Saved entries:
##########
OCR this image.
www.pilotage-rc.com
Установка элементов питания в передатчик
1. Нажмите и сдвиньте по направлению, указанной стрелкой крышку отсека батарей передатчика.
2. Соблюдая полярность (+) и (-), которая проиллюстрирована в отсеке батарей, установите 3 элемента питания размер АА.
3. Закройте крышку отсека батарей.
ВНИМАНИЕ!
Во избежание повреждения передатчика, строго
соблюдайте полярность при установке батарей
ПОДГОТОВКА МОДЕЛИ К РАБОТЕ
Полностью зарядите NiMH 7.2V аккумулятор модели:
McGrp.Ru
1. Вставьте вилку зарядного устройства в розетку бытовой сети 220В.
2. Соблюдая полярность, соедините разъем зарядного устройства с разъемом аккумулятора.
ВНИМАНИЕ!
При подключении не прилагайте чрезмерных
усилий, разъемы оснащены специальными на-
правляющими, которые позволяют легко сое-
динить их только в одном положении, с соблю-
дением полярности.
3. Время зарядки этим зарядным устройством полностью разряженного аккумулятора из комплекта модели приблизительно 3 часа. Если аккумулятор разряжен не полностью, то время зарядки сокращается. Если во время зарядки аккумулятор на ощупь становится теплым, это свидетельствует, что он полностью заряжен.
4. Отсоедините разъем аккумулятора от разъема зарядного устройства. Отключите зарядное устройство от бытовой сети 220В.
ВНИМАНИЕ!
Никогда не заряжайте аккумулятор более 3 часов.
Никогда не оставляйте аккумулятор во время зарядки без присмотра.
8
##########
▶ _JOB_:
Give back only a number, the number of lines where the string "сети" occurs.

▶ _RESPONSE BELOW_:
2